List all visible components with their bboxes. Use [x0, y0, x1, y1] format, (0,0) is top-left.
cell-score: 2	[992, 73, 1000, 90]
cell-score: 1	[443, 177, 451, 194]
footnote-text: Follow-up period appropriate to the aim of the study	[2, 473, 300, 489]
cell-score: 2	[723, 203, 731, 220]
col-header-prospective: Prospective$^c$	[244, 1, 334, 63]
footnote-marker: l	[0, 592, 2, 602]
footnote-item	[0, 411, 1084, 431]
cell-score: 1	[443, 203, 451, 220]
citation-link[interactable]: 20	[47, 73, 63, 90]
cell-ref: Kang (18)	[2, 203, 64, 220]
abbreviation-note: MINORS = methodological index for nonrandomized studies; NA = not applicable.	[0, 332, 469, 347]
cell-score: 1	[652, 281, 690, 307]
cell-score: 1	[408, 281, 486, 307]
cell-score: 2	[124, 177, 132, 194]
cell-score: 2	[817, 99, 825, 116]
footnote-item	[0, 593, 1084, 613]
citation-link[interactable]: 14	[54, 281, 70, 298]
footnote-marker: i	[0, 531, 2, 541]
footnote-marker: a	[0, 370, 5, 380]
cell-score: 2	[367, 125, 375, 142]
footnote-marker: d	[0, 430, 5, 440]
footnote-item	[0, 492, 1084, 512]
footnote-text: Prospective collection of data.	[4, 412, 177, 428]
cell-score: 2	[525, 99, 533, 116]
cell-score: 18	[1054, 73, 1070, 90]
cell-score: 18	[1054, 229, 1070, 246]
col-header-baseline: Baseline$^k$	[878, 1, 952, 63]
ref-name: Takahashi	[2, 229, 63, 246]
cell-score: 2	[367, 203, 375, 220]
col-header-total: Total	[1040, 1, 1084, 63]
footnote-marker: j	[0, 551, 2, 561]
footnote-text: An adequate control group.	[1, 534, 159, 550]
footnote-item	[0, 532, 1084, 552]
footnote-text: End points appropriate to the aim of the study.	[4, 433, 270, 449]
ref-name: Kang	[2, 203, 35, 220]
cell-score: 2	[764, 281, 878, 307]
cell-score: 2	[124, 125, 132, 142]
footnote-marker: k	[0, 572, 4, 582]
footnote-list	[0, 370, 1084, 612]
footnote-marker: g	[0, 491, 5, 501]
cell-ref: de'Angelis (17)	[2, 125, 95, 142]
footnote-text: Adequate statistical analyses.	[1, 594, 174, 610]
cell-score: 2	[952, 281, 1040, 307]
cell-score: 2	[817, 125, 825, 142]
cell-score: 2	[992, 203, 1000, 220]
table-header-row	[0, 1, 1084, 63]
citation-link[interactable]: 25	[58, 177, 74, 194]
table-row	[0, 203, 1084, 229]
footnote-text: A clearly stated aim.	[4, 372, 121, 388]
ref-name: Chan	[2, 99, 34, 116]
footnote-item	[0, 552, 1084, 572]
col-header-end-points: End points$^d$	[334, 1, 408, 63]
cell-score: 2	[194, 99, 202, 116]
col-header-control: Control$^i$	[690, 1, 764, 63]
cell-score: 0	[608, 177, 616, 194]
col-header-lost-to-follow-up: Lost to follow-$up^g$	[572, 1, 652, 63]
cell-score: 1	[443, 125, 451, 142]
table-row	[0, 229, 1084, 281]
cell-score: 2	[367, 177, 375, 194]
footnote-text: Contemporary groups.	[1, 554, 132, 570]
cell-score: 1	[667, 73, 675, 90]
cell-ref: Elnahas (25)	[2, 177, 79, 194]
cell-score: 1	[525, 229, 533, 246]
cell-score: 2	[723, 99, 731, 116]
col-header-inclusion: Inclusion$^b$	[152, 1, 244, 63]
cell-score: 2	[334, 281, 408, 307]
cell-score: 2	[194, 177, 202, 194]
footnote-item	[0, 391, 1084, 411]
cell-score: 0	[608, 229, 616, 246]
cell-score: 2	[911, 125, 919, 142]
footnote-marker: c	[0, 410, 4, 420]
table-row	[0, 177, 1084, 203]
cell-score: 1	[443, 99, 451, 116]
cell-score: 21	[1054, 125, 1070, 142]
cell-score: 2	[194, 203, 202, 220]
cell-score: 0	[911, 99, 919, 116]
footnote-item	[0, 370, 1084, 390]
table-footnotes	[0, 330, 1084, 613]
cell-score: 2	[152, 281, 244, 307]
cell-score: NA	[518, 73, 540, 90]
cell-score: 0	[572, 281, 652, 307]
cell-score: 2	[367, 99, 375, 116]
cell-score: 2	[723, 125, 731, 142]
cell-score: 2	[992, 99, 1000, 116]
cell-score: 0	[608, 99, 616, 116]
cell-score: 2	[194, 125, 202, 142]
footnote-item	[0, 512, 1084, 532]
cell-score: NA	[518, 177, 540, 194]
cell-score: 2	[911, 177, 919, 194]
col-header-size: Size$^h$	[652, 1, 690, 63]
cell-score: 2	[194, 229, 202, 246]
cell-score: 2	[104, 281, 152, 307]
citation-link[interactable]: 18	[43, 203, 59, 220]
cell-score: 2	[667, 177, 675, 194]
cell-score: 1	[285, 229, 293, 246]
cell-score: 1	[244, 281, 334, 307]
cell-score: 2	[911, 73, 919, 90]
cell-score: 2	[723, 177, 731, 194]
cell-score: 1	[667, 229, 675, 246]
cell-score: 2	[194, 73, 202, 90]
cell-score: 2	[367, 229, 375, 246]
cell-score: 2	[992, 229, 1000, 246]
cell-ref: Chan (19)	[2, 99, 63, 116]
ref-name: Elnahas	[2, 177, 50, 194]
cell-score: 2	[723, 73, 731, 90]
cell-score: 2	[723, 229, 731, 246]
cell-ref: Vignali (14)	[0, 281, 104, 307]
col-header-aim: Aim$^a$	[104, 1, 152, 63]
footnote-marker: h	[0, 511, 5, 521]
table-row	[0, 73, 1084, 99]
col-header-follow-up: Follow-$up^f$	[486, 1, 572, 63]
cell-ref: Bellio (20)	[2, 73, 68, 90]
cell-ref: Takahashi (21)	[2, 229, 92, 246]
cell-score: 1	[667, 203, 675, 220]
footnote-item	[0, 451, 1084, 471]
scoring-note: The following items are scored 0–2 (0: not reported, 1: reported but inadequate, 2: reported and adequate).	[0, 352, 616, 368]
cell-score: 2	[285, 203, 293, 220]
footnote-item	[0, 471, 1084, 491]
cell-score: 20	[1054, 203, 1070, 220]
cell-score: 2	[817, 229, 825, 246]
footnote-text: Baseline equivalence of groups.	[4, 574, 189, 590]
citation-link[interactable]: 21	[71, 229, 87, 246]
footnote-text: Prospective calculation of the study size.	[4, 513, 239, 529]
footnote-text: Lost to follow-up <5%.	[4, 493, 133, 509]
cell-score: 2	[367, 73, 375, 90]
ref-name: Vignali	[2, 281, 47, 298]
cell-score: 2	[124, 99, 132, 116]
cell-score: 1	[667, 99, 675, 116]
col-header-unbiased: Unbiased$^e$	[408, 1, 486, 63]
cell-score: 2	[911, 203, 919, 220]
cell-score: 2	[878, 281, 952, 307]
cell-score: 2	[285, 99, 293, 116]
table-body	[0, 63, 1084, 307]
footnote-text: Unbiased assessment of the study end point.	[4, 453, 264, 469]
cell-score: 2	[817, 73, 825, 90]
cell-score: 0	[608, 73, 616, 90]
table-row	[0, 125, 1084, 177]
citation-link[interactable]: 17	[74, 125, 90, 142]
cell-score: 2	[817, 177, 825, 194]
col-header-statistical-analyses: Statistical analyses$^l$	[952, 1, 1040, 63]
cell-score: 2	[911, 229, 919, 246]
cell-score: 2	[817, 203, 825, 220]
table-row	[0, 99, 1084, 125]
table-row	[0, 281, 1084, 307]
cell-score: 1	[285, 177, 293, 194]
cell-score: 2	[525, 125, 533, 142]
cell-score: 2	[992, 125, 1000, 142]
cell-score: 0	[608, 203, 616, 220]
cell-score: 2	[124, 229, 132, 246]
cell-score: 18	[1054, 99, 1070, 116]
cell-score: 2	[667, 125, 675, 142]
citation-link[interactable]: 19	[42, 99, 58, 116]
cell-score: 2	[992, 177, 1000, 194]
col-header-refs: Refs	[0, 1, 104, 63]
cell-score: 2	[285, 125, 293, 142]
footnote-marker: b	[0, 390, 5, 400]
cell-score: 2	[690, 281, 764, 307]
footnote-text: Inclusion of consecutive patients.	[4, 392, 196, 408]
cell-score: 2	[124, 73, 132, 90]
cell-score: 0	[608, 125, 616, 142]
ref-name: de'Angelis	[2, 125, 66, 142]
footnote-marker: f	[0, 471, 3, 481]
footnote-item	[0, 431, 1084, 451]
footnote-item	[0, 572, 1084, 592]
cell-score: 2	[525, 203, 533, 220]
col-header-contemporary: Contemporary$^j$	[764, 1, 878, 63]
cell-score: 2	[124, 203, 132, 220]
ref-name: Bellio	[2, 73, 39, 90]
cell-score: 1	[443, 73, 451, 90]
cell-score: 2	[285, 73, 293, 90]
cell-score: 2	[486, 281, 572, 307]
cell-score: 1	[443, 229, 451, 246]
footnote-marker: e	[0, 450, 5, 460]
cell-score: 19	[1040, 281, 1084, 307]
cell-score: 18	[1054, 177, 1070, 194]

★ ★ ★ ★

> _PROBLEM DETAILS_:
Which lines of the records hold the string "interactable"? Copy each one.

> _SOLUTION TO THIS EXERCISE_:
citation-link[interactable]: 20	[47, 73, 63, 90]
citation-link[interactable]: 14	[54, 281, 70, 298]
citation-link[interactable]: 25	[58, 177, 74, 194]
citation-link[interactable]: 18	[43, 203, 59, 220]
citation-link[interactable]: 21	[71, 229, 87, 246]
citation-link[interactable]: 17	[74, 125, 90, 142]
citation-link[interactable]: 19	[42, 99, 58, 116]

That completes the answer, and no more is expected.